> [Data extract]
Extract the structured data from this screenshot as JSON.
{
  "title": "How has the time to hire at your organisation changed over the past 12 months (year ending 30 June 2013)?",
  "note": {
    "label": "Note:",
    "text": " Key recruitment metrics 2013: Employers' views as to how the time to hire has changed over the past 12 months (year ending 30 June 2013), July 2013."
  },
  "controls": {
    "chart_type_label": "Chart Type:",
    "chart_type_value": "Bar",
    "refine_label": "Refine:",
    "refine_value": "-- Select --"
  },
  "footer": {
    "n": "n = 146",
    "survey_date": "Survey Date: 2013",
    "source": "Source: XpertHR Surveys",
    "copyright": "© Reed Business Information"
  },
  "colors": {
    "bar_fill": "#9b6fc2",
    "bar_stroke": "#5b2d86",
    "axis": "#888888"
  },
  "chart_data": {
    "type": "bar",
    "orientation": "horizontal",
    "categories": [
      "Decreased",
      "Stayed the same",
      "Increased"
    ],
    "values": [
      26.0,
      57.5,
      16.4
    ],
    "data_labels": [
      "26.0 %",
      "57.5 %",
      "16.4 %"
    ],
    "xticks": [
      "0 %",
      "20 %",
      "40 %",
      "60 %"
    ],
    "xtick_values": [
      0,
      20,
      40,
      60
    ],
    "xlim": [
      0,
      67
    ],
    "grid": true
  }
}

==

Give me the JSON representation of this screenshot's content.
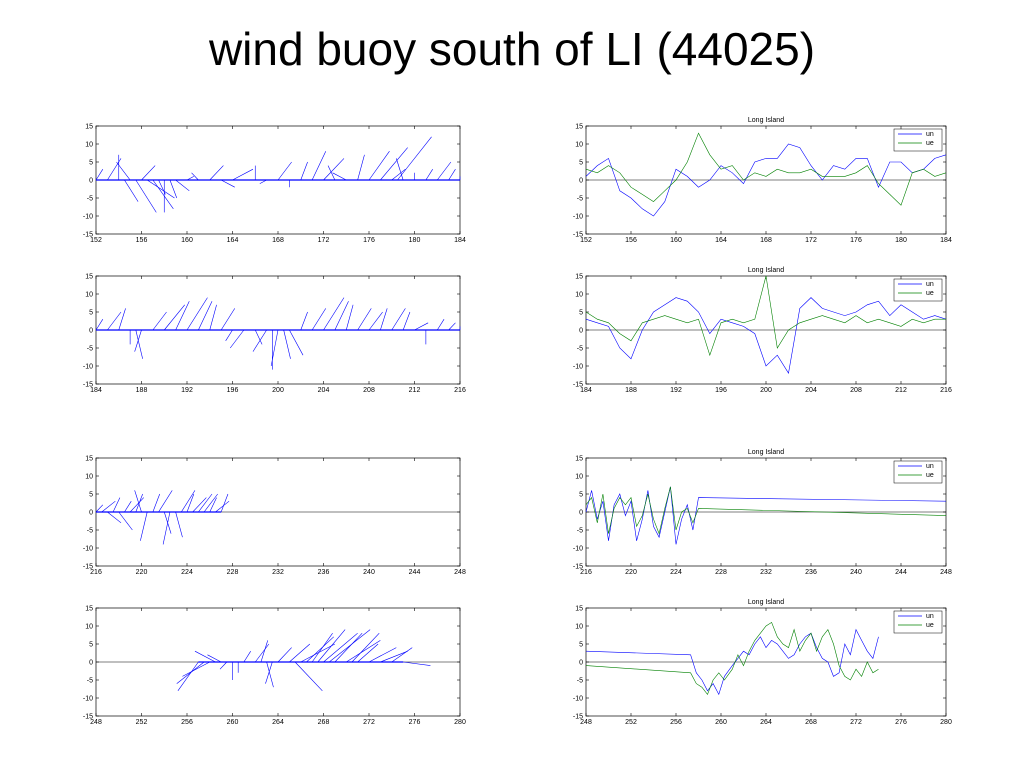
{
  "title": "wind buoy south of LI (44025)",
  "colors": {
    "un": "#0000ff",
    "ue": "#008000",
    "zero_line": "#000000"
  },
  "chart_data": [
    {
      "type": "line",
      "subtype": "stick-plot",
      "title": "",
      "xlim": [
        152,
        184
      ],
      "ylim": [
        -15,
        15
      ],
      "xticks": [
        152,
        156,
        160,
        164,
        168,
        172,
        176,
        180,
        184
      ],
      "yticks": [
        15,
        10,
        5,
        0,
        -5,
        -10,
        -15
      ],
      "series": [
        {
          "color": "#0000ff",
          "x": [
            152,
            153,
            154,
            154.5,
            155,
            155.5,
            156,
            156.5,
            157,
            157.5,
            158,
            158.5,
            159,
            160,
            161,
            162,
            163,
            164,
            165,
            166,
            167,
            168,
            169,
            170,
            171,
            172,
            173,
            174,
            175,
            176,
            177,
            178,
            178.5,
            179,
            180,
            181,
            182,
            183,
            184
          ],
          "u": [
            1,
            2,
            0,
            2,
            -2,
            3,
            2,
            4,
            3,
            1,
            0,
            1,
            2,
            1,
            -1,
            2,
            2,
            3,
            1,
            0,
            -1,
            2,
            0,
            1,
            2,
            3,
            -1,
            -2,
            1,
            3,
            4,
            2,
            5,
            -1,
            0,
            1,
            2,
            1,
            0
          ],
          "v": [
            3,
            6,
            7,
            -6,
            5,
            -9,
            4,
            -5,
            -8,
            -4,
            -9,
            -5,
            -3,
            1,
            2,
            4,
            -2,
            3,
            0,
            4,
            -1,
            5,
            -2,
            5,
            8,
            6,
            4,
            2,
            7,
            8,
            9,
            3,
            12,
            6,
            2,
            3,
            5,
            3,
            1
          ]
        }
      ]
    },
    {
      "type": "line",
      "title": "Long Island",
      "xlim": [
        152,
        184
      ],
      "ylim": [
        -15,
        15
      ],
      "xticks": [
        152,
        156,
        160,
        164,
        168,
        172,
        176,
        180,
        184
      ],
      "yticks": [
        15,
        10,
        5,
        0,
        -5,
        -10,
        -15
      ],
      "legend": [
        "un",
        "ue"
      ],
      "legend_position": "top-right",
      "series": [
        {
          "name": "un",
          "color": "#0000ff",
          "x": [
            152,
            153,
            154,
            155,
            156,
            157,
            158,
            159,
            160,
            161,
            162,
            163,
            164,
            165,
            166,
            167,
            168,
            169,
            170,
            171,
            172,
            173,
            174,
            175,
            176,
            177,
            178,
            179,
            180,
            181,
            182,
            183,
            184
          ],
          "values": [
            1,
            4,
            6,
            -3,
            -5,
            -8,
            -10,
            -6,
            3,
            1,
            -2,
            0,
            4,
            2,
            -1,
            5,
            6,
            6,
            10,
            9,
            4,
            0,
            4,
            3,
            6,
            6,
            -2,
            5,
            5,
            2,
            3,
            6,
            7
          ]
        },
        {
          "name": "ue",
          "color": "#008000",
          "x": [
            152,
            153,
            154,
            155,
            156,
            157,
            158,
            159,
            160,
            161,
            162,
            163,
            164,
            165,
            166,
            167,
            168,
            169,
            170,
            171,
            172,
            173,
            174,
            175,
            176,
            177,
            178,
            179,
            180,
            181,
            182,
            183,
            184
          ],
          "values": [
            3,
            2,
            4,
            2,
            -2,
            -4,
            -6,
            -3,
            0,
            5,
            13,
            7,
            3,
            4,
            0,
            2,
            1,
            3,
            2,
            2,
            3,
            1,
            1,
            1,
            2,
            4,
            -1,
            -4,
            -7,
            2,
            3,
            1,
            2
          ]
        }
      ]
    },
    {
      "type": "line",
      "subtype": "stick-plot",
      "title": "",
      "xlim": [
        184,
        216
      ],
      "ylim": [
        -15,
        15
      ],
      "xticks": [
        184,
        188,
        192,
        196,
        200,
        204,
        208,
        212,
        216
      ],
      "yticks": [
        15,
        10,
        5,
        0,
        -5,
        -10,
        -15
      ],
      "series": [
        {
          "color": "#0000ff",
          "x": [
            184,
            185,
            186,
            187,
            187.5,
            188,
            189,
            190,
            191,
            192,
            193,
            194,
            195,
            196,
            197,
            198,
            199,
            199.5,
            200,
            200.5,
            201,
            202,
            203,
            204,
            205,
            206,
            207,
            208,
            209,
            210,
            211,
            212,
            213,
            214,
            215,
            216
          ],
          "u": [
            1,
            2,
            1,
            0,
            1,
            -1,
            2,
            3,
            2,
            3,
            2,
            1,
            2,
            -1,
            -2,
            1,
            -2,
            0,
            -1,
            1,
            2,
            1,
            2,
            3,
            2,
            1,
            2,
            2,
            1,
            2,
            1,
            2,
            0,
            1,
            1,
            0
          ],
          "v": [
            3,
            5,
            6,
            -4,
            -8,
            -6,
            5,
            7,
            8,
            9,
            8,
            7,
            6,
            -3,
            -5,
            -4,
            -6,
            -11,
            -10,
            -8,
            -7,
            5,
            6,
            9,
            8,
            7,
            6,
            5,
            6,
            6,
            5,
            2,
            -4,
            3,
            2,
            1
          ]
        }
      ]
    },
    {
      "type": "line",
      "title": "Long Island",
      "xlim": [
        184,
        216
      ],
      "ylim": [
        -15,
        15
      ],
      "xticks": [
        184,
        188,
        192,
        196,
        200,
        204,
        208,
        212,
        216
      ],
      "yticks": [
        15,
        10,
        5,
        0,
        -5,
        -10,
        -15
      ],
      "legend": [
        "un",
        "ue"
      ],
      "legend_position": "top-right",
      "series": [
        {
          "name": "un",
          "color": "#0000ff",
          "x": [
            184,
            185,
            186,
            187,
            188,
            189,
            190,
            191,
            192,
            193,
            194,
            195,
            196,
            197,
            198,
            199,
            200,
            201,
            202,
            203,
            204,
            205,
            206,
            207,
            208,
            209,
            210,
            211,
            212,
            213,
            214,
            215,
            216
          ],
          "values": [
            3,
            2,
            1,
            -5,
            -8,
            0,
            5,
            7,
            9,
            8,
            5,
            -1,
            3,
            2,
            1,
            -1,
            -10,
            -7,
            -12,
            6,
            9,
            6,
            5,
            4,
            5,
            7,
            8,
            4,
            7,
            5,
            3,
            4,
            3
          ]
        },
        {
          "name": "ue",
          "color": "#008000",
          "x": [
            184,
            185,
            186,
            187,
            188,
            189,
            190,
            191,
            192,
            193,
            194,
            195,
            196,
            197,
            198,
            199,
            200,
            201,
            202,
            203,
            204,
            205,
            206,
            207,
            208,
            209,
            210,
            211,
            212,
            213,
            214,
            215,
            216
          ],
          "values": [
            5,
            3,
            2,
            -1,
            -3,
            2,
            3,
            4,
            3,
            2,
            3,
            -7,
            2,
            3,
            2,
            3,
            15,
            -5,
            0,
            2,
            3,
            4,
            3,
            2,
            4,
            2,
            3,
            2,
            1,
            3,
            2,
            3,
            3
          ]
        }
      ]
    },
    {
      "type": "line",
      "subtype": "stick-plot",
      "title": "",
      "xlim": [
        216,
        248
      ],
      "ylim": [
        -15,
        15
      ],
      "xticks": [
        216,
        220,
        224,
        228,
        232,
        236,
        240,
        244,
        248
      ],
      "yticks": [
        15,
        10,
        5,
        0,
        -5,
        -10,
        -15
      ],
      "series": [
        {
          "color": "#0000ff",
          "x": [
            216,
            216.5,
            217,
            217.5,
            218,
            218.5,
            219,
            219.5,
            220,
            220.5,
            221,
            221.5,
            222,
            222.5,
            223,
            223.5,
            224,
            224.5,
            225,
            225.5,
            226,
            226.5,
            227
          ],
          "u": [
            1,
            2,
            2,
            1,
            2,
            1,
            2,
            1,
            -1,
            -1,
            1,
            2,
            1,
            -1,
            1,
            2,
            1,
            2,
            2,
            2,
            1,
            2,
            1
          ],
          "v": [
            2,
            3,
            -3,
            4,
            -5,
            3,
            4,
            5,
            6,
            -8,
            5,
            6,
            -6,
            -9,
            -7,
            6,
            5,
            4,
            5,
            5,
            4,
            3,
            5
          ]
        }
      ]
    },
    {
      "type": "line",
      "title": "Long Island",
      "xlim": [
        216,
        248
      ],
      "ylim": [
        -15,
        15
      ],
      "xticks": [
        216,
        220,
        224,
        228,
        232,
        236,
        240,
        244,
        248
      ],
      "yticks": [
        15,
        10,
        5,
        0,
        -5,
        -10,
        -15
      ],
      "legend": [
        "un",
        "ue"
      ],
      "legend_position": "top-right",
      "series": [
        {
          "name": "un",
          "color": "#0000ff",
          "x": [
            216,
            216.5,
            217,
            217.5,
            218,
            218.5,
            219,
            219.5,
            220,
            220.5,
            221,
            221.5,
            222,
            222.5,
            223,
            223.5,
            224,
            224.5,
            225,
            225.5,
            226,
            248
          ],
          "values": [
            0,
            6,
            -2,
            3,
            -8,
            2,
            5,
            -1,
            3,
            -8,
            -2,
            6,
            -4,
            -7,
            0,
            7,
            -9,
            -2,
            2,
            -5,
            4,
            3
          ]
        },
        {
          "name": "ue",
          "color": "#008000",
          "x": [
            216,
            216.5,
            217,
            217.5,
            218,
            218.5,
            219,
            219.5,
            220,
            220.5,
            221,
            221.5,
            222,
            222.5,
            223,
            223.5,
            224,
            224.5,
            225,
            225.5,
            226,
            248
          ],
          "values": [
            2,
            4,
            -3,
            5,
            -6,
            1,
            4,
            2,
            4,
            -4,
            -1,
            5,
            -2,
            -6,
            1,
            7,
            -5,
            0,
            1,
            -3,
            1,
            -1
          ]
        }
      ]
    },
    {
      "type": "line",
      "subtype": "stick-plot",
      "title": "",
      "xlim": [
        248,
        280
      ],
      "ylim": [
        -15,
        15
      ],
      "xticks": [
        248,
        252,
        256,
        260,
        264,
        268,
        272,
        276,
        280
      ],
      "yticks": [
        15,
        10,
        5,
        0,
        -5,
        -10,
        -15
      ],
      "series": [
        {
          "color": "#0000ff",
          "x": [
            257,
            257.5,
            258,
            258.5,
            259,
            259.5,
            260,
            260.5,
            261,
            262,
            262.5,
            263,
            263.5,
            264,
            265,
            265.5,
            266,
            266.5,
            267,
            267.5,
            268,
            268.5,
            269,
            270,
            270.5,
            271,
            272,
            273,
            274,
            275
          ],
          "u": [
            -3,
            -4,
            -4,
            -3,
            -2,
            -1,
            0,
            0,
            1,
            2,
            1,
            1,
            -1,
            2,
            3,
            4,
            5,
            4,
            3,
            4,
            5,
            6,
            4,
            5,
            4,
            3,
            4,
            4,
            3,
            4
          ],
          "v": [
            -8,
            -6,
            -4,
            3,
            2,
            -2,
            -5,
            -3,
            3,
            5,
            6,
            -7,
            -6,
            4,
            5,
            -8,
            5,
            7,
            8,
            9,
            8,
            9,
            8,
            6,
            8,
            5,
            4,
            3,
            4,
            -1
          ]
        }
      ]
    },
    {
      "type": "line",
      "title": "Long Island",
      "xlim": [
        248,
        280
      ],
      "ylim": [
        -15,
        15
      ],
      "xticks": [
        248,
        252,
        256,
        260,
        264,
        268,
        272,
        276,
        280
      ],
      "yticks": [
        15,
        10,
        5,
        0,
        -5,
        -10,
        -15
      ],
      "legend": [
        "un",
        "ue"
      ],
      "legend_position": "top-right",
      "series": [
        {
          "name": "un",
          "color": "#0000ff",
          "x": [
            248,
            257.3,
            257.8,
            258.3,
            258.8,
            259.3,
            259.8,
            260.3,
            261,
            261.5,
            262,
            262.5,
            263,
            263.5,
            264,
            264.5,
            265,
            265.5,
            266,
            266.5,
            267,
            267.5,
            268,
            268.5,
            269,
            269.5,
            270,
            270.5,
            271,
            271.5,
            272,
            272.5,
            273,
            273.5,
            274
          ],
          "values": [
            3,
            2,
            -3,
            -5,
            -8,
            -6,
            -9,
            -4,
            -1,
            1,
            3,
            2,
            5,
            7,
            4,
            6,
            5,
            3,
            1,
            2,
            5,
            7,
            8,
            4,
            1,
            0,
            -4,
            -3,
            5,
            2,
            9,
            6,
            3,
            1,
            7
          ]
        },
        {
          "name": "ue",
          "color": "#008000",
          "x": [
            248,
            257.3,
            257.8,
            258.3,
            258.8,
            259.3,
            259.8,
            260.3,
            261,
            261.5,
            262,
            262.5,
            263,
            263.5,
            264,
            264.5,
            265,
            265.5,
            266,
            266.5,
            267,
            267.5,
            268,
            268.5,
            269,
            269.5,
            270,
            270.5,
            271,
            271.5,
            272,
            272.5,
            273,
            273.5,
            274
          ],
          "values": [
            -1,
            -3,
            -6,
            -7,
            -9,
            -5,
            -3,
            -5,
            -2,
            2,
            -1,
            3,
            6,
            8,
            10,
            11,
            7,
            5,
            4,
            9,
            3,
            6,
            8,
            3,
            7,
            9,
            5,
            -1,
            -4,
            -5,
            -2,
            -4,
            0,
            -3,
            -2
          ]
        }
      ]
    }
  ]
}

> [Stated goal] Give a single number: the count of lines above that include the word "year".

> [Solution to the exercise] 2